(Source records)
· · · · ·
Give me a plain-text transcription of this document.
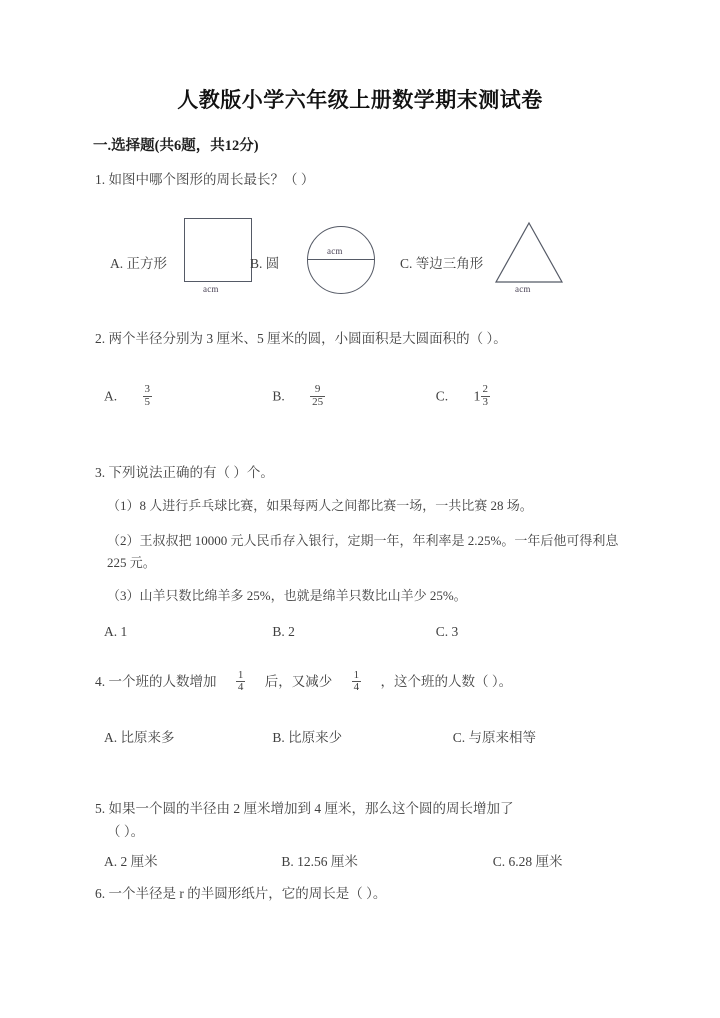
人教版小学六年级上册数学期末测试卷
一.选择题(共6题，共12分)
1. 如图中哪个图形的周长最长？（ ）
A. 正方形
acm
B. 圆
acm
C. 等边三角形
acm
2. 两个半径分别为 3 厘米、5 厘米的圆，小圆面积是大圆面积的（ ）。
A. $\frac{3}{5}$	B. $\frac{9}{25}$	C. $1 \frac{2}{3}$
3. 下列说法正确的有（ ）个。
（1）8 人进行乒乓球比赛，如果每两人之间都比赛一场，一共比赛 28 场。
（2）王叔叔把 10000 元人民币存入银行，定期一年，年利率是 2.25%。一年后他可得利息 225 元。
（3）山羊只数比绵羊多 25%，也就是绵羊只数比山羊少 25%。
A. 1	B. 2	C. 3
4. 一个班的人数增加 $\frac{1}{4}$ 后，又减少 $\frac{1}{4}$ ，这个班的人数（ ）。
A. 比原来多	B. 比原来少	C. 与原来相等
5. 如果一个圆的半径由 2 厘米增加到 4 厘米，那么这个圆的周长增加了
（ ）。
A. 2 厘米	B. 12.56 厘米	C. 6.28 厘米
6. 一个半径是 r 的半圆形纸片，它的周长是（ ）。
· · · · ·
WORK INSTRUCTIONS: Give the data again exactly as written, with all pictures left out.

WRITTEN REPLY:
Give me a plain-text transcription of this document.
人教版小学六年级上册数学期末测试卷
一.选择题(共6题，共12分)
1. 如图中哪个图形的周长最长？（ ）
A. 正方形
acm
B. 圆
acm
C. 等边三角形
acm
2. 两个半径分别为 3 厘米、5 厘米的圆，小圆面积是大圆面积的（ ）。
A. $\frac{3}{5}$	B. $\frac{9}{25}$	C. $1 \frac{2}{3}$
3. 下列说法正确的有（ ）个。
（1）8 人进行乒乓球比赛，如果每两人之间都比赛一场，一共比赛 28 场。
（2）王叔叔把 10000 元人民币存入银行，定期一年，年利率是 2.25%。一年后他可得利息 225 元。
（3）山羊只数比绵羊多 25%，也就是绵羊只数比山羊少 25%。
A. 1	B. 2	C. 3
4. 一个班的人数增加 $\frac{1}{4}$ 后，又减少 $\frac{1}{4}$ ，这个班的人数（ ）。
A. 比原来多	B. 比原来少	C. 与原来相等
5. 如果一个圆的半径由 2 厘米增加到 4 厘米，那么这个圆的周长增加了
（ ）。
A. 2 厘米	B. 12.56 厘米	C. 6.28 厘米
6. 一个半径是 r 的半圆形纸片，它的周长是（ ）。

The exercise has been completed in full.